Skip the images. Copy the records exactly as written.

** Start LISTED RECORDS **

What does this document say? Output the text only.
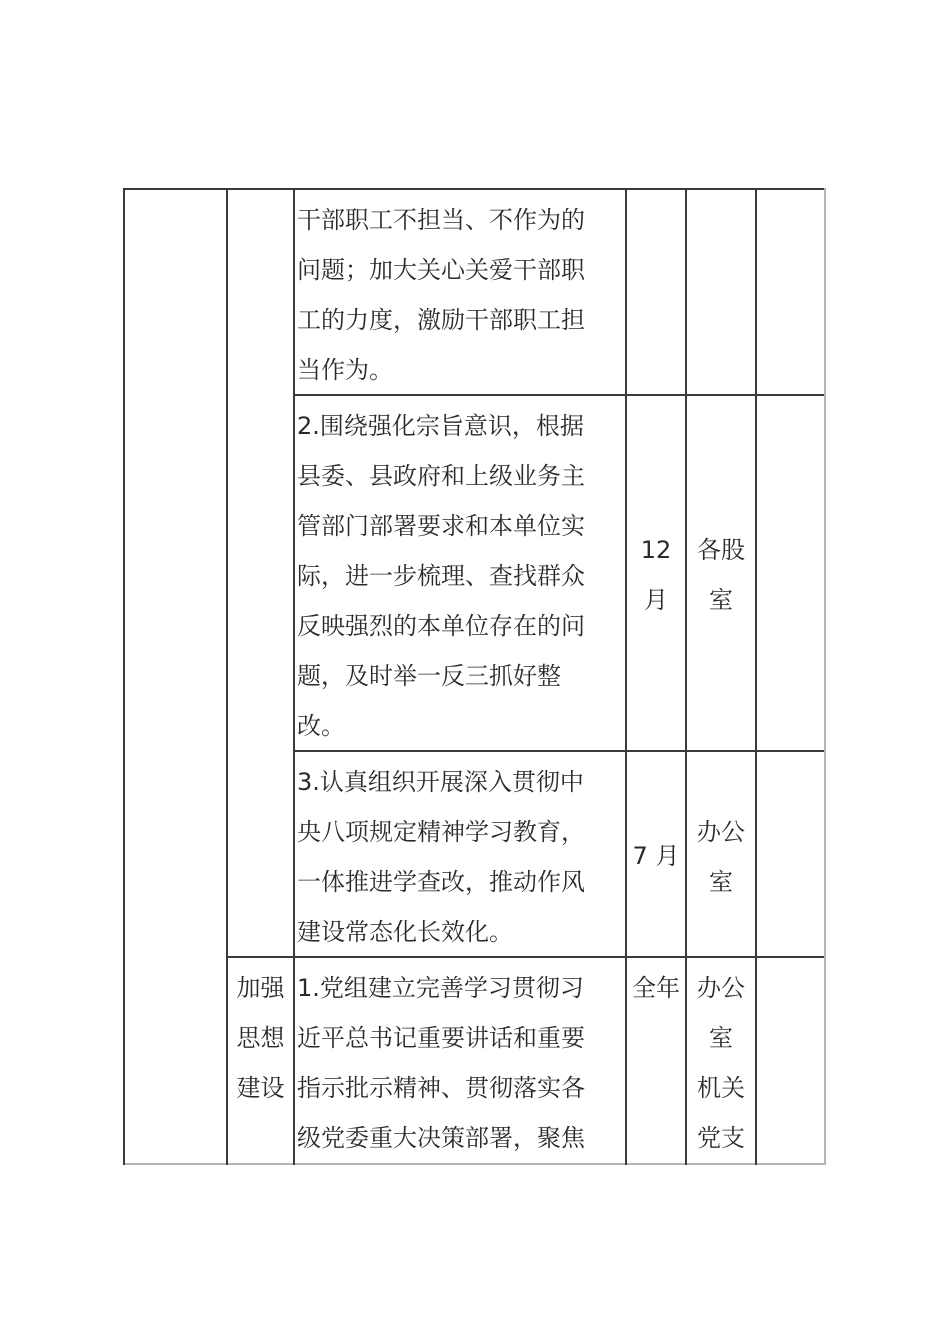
干部职工不担当、不作为的
问题；加大关心关爱干部职
工的力度，激励干部职工担
当作为。
2.围绕强化宗旨意识，根据
县委、县政府和上级业务主
管部门部署要求和本单位实
际，进一步梳理、查找群众
反映强烈的本单位存在的问
题，及时举一反三抓好整
改。
12
月
各股
室
3.认真组织开展深入贯彻中
央八项规定精神学习教育，
一体推进学查改，推动作风
建设常态化长效化。
7 月
办公
室
加强
思想
建设
1.党组建立完善学习贯彻习
近平总书记重要讲话和重要
指示批示精神、贯彻落实各
级党委重大决策部署，聚焦
全年 办公
室
机关
党支
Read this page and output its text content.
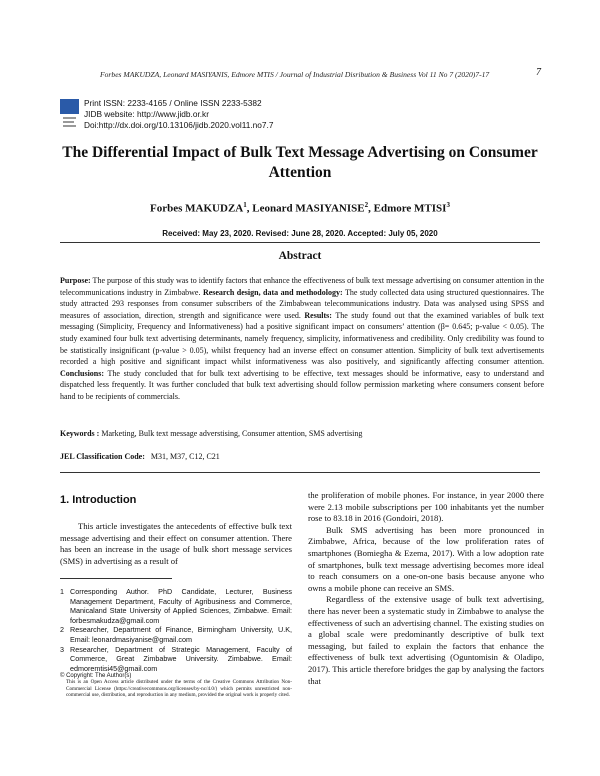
Forbes MAKUDZA, Leonard MASIYANIS, Edmore MTIS / Journal of Industrial Disribution & Business Vol 11 No 7 (2020)7-17	7
Print ISSN: 2233-4165 / Online ISSN 2233-5382
JIDB website: http://www.jidb.or.kr
Doi:http://dx.doi.org/10.13106/jidb.2020.vol11.no7.7
The Differential Impact of Bulk Text Message Advertising on Consumer Attention
Forbes MAKUDZA$^1$, Leonard MASIYANISE$^2$, Edmore MTISI$^3$
Received: May 23, 2020. Revised: June 28, 2020. Accepted: July 05, 2020
Abstract
Purpose: The purpose of this study was to identify factors that enhance the effectiveness of bulk text message advertising on consumer attention in the telecommunications industry in Zimbabwe. Research design, data and methodology: The study collected data using structured questionnaires. The study attracted 293 responses from consumer subscribers of the Zimbabwean telecommunications industry. Data was analysed using SPSS and measures of association, direction, strength and significance were used. Results: The study found out that the examined variables of bulk text messaging (Simplicity, Frequency and Informativeness) had a positive significant impact on consumers’ attention (β= 0.645; p-value < 0.05). The study examined four bulk text advertising determinants, namely frequency, simplicity, informativeness and credibility. Only credibility was found to be statistically insignificant (p-value > 0.05), whilst frequency had an inverse effect on consumer attention. Simplicity of bulk text advertisements recorded a high positive and significant impact whilst informativeness was also positively, and significantly affecting consumer attention. Conclusions: The study concluded that for bulk text advertising to be effective, text messages should be informative, easy to understand and dispatched less frequently. It was further concluded that bulk text advertising should follow permission marketing where consumers consent before hand to be recipients of commercials.
Keywords : Marketing, Bulk text message adverstising, Consumer attention, SMS advertising
JEL Classification Code: M31, M37, C12, C21
1. Introduction

This article investigates the antecedents of effective bulk text message advertising and their effect on consumer attention. There has been an increase in the usage of bulk short message services (SMS) in advertising as a result of

1 Corresponding Author. PhD Candidate, Lecturer, Business Management Department, Faculty of Agribusiness and Commerce, Manicaland State University of Applied Sciences, Zimbabwe. Email: forbesmakudza@gmail.com
2 Researcher, Department of Finance, Birmingham University, U.K, Email: leonardmasiyanise@gmail.com
3 Researcher, Department of Strategic Management, Faculty of Commerce, Great Zimbabwe University. Zimbabwe. Email: edmoremtisi45@gmail.com
© Copyright: The Author(s)
This is an Open Access article distributed under the terms of the Creative Commons Attribution Non-Commercial License (https://creativecommons.org/licenses/by-nc/4.0/) which permits unrestricted non-commercial use, distribution, and reproduction in any medium, provided the original work is properly cited.

the proliferation of mobile phones. For instance, in year 2000 there were 2.13 mobile subscriptions per 100 inhabitants yet the number rose to 83.18 in 2016 (Gondoiri, 2018).

Bulk SMS advertising has been more pronounced in Zimbabwe, Africa, because of the low proliferation rates of smartphones (Bomiegha & Ezema, 2017). With a low adoption rate of smartphones, bulk text message advertising becomes more ideal to reach consumers on a one-on-one basis because anyone who owns a mobile phone can receive an SMS.

Regardless of the extensive usage of bulk text advertising, there has never been a systematic study in Zimbabwe to analyse the effectiveness of such an advertising channel. The existing studies on a global scale were predominantly descriptive of bulk text messaging, but failed to explain the factors that enhance the effectiveness of bulk text advertising (Oguntomisin & Oladipo, 2017). This article therefore bridges the gap by analysing the factors that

** End LISTED RECORDS **

## TASK OUTPUT
What does this document say? Output the text only.
干部职工不担当、不作为的
问题；加大关心关爱干部职
工的力度，激励干部职工担
当作为。
2.围绕强化宗旨意识，根据
县委、县政府和上级业务主
管部门部署要求和本单位实
际，进一步梳理、查找群众
反映强烈的本单位存在的问
题，及时举一反三抓好整
改。
12
月
各股
室
3.认真组织开展深入贯彻中
央八项规定精神学习教育，
一体推进学查改，推动作风
建设常态化长效化。
7 月
办公
室
加强
思想
建设
1.党组建立完善学习贯彻习
近平总书记重要讲话和重要
指示批示精神、贯彻落实各
级党委重大决策部署，聚焦
全年 办公
室
机关
党支
Read this page and output its text content.
Forbes MAKUDZA, Leonard MASIYANIS, Edmore MTIS / Journal of Industrial Disribution & Business Vol 11 No 7 (2020)7-17	7
Print ISSN: 2233-4165 / Online ISSN 2233-5382
JIDB website: http://www.jidb.or.kr
Doi:http://dx.doi.org/10.13106/jidb.2020.vol11.no7.7
The Differential Impact of Bulk Text Message Advertising on Consumer Attention
Forbes MAKUDZA$^1$, Leonard MASIYANISE$^2$, Edmore MTISI$^3$
Received: May 23, 2020. Revised: June 28, 2020. Accepted: July 05, 2020
Abstract
Purpose: The purpose of this study was to identify factors that enhance the effectiveness of bulk text message advertising on consumer attention in the telecommunications industry in Zimbabwe. Research design, data and methodology: The study collected data using structured questionnaires. The study attracted 293 responses from consumer subscribers of the Zimbabwean telecommunications industry. Data was analysed using SPSS and measures of association, direction, strength and significance were used. Results: The study found out that the examined variables of bulk text messaging (Simplicity, Frequency and Informativeness) had a positive significant impact on consumers’ attention (β= 0.645; p-value < 0.05). The study examined four bulk text advertising determinants, namely frequency, simplicity, informativeness and credibility. Only credibility was found to be statistically insignificant (p-value > 0.05), whilst frequency had an inverse effect on consumer attention. Simplicity of bulk text advertisements recorded a high positive and significant impact whilst informativeness was also positively, and significantly affecting consumer attention. Conclusions: The study concluded that for bulk text advertising to be effective, text messages should be informative, easy to understand and dispatched less frequently. It was further concluded that bulk text advertising should follow permission marketing where consumers consent before hand to be recipients of commercials.
Keywords : Marketing, Bulk text message adverstising, Consumer attention, SMS advertising
JEL Classification Code: M31, M37, C12, C21
1. Introduction

This article investigates the antecedents of effective bulk text message advertising and their effect on consumer attention. There has been an increase in the usage of bulk short message services (SMS) in advertising as a result of

1 Corresponding Author. PhD Candidate, Lecturer, Business Management Department, Faculty of Agribusiness and Commerce, Manicaland State University of Applied Sciences, Zimbabwe. Email: forbesmakudza@gmail.com
2 Researcher, Department of Finance, Birmingham University, U.K, Email: leonardmasiyanise@gmail.com
3 Researcher, Department of Strategic Management, Faculty of Commerce, Great Zimbabwe University. Zimbabwe. Email: edmoremtisi45@gmail.com
© Copyright: The Author(s)
This is an Open Access article distributed under the terms of the Creative Commons Attribution Non-Commercial License (https://creativecommons.org/licenses/by-nc/4.0/) which permits unrestricted non-commercial use, distribution, and reproduction in any medium, provided the original work is properly cited.

the proliferation of mobile phones. For instance, in year 2000 there were 2.13 mobile subscriptions per 100 inhabitants yet the number rose to 83.18 in 2016 (Gondoiri, 2018).

Bulk SMS advertising has been more pronounced in Zimbabwe, Africa, because of the low proliferation rates of smartphones (Bomiegha & Ezema, 2017). With a low adoption rate of smartphones, bulk text message advertising becomes more ideal to reach consumers on a one-on-one basis because anyone who owns a mobile phone can receive an SMS.

Regardless of the extensive usage of bulk text advertising, there has never been a systematic study in Zimbabwe to analyse the effectiveness of such an advertising channel. The existing studies on a global scale were predominantly descriptive of bulk text messaging, but failed to explain the factors that enhance the effectiveness of bulk text advertising (Oguntomisin & Oladipo, 2017). This article therefore bridges the gap by analysing the factors that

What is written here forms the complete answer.